START SOURCE RECORDS

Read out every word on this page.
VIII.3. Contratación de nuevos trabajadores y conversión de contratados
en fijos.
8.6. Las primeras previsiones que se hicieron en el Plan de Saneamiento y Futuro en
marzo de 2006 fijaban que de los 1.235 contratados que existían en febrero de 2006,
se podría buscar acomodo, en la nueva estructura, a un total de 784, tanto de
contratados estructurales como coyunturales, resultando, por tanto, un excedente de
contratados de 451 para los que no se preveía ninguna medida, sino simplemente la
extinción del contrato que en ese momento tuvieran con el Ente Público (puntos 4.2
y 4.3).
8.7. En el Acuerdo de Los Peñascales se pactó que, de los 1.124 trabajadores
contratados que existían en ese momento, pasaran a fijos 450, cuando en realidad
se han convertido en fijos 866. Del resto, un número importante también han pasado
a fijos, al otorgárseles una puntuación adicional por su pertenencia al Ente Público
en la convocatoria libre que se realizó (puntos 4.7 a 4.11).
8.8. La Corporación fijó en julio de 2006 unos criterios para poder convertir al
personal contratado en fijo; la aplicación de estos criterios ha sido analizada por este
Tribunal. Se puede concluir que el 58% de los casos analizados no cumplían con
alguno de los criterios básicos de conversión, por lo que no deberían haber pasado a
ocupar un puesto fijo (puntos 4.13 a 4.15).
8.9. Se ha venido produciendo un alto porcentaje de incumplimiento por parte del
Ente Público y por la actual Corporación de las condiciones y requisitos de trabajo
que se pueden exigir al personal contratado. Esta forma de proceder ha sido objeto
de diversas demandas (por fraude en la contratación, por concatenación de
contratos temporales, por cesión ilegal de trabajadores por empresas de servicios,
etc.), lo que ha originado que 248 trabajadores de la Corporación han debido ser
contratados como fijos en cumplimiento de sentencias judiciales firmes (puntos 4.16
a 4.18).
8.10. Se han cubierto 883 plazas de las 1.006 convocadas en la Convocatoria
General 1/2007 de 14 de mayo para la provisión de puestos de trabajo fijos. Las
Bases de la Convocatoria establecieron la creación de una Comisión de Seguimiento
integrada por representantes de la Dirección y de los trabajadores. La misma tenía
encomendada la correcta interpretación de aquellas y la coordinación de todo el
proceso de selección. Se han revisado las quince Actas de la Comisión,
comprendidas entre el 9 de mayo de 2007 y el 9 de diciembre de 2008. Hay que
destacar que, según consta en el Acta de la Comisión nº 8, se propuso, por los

END SOURCE RECORDS

Wherever a line in the data above holds "puntos", copy that line.

▶ [RESPONSE]:
extinción del contrato que en ese momento tuvieran con el Ente Público (puntos 4.2
en la convocatoria libre que se realizó (puntos 4.7 a 4.11).
ocupar un puesto fijo (puntos 4.13 a 4.15).
contratados como fijos en cumplimiento de sentencias judiciales firmes (puntos 4.16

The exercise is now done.